## Data listing
- - -

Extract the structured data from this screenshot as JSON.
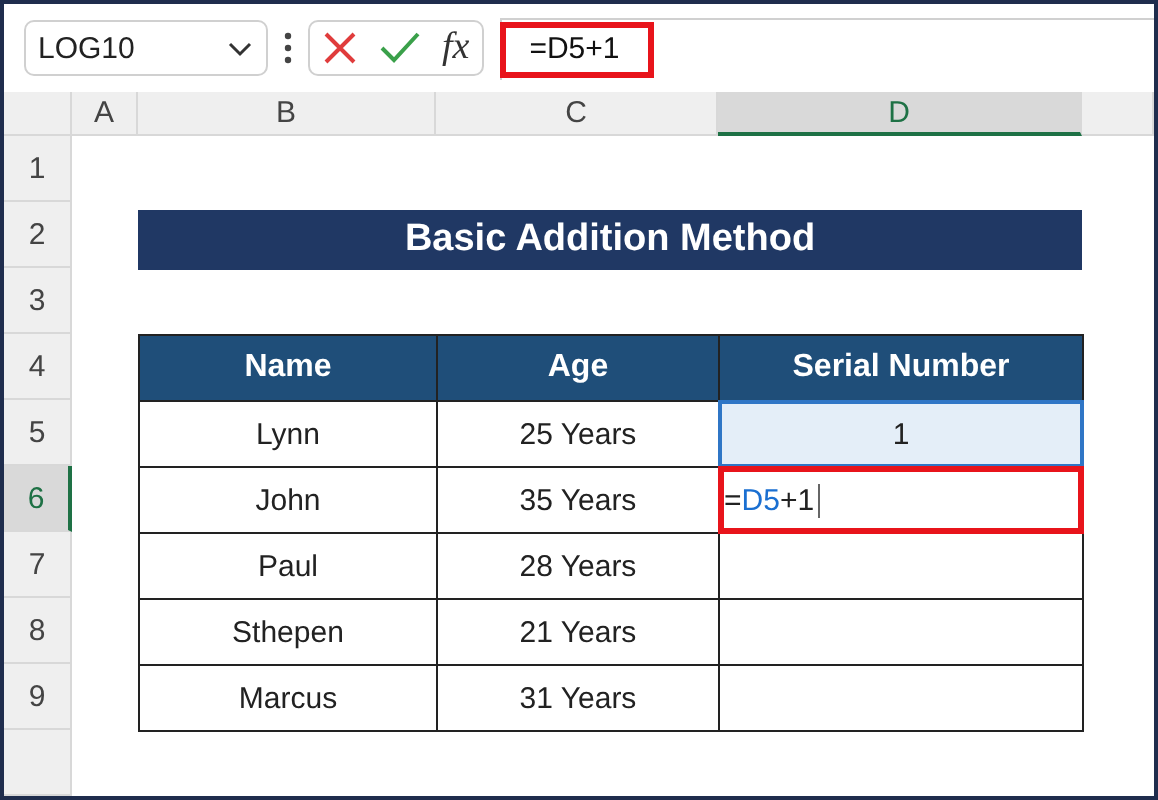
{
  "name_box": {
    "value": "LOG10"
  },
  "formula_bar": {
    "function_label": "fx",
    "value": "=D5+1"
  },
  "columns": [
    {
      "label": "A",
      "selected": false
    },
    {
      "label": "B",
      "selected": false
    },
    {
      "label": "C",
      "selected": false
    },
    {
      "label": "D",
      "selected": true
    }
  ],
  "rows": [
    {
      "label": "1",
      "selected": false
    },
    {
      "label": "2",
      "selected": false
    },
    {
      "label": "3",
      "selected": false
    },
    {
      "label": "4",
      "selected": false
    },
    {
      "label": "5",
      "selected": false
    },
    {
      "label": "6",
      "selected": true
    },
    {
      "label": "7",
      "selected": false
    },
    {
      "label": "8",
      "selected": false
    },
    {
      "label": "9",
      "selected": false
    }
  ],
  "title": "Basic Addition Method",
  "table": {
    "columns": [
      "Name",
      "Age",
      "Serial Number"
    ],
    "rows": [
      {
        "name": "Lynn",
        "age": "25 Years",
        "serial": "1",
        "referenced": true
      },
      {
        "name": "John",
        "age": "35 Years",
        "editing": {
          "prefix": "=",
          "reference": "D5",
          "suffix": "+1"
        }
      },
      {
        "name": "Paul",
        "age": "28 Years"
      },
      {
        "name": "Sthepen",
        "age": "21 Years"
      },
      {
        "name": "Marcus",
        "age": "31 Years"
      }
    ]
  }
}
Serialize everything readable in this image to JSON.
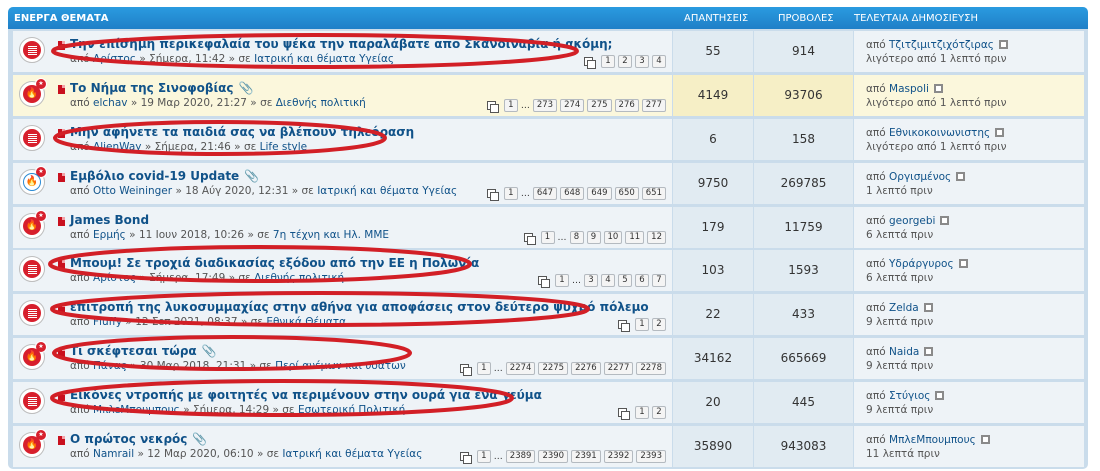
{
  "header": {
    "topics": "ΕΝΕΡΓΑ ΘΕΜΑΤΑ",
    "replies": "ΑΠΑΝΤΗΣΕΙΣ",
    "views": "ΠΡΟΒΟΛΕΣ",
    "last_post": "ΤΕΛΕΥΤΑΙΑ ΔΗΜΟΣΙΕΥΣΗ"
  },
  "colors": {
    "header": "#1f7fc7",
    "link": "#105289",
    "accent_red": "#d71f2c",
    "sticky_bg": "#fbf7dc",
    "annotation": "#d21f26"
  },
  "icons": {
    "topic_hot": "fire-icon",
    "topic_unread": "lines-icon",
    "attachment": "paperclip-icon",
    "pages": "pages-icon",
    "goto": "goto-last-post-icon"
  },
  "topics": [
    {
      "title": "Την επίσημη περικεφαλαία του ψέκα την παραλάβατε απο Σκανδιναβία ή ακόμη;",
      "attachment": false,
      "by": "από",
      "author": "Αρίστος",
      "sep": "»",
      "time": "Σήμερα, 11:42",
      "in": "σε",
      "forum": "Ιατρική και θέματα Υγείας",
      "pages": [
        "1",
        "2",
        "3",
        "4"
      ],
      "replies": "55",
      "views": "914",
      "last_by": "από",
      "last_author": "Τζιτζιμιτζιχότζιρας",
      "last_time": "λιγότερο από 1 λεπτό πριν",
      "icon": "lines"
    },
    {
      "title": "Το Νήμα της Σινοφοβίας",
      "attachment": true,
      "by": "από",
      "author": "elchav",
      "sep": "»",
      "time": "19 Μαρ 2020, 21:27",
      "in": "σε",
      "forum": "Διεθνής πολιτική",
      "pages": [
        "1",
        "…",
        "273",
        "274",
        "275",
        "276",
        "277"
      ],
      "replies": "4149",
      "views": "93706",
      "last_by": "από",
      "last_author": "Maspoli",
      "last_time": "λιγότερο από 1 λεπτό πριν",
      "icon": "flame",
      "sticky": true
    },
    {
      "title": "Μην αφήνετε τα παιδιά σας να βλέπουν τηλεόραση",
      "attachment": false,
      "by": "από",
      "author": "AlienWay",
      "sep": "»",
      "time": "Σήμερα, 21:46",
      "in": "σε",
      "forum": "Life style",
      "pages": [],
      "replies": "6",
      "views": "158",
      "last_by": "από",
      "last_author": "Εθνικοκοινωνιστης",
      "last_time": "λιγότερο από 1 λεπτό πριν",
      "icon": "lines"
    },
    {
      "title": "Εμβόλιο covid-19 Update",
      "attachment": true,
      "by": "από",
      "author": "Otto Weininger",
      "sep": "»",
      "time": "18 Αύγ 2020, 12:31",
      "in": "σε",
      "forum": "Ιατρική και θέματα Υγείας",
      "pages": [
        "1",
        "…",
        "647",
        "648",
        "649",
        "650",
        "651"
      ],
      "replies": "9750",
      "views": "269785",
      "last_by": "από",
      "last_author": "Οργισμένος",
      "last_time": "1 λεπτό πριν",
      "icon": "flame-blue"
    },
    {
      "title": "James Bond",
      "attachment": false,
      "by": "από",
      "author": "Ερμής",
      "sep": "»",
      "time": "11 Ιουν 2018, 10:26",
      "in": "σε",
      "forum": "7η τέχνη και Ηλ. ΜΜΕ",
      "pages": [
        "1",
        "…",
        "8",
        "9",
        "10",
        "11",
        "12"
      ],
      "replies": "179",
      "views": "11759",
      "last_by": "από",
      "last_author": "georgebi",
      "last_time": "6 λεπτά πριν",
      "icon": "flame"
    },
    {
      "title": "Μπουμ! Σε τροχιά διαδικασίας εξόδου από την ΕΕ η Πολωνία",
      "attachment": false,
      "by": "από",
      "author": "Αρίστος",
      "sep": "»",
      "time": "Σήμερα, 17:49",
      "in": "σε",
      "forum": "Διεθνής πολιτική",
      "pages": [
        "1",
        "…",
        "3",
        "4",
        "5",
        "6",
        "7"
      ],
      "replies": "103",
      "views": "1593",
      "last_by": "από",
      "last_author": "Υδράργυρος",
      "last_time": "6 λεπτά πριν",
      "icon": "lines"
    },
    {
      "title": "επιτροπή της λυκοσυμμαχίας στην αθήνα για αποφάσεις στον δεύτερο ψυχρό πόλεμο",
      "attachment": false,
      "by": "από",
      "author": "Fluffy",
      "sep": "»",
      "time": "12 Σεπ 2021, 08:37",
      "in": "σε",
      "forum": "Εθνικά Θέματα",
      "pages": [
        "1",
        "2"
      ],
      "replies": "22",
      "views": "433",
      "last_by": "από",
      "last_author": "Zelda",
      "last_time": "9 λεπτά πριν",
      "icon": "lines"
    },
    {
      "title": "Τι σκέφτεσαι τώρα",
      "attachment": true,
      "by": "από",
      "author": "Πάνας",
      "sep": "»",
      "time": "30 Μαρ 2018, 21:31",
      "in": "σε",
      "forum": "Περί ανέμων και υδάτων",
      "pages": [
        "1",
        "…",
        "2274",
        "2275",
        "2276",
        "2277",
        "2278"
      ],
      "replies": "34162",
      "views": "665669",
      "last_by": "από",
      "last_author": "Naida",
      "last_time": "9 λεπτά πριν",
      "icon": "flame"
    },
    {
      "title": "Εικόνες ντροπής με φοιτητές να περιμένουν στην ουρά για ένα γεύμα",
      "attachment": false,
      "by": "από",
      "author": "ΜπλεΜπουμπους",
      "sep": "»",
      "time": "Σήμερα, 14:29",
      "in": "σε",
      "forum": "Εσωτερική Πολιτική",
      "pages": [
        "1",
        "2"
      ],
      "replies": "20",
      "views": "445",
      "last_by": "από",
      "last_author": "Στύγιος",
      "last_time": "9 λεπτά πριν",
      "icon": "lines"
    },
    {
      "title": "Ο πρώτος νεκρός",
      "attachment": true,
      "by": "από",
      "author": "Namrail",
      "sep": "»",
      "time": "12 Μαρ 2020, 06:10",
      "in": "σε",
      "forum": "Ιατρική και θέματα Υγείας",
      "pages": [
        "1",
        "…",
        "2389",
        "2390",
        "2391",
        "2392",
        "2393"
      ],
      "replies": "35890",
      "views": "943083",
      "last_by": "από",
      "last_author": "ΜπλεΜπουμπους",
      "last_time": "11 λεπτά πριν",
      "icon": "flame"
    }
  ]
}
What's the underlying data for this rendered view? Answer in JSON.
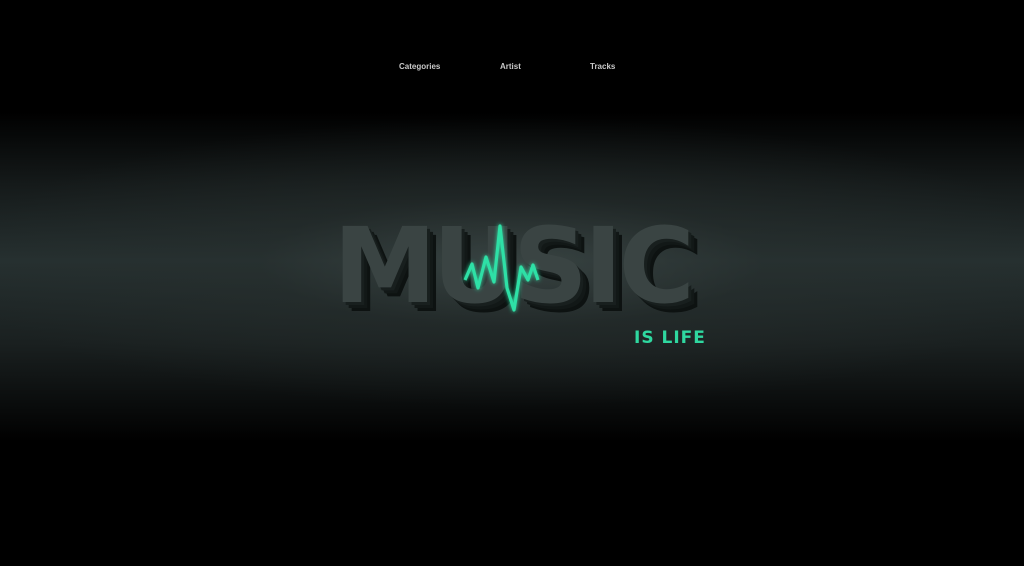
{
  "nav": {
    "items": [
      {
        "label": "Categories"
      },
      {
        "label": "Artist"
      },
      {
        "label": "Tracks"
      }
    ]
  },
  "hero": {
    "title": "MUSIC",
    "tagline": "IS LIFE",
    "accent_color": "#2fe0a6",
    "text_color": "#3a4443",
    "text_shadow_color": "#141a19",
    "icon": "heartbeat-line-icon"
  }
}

- - -

## What you have to do
Lines from the one that contains "What's the underlying" through the last line of the data above are to be extracted exactly, with no pictures and no other lines.

## Final answer
What's the underlying data for this rendered view? Answer in JSON.
{
  "nav": {
    "items": [
      {
        "label": "Categories"
      },
      {
        "label": "Artist"
      },
      {
        "label": "Tracks"
      }
    ]
  },
  "hero": {
    "title": "MUSIC",
    "tagline": "IS LIFE",
    "accent_color": "#2fe0a6",
    "text_color": "#3a4443",
    "text_shadow_color": "#141a19",
    "icon": "heartbeat-line-icon"
  }
}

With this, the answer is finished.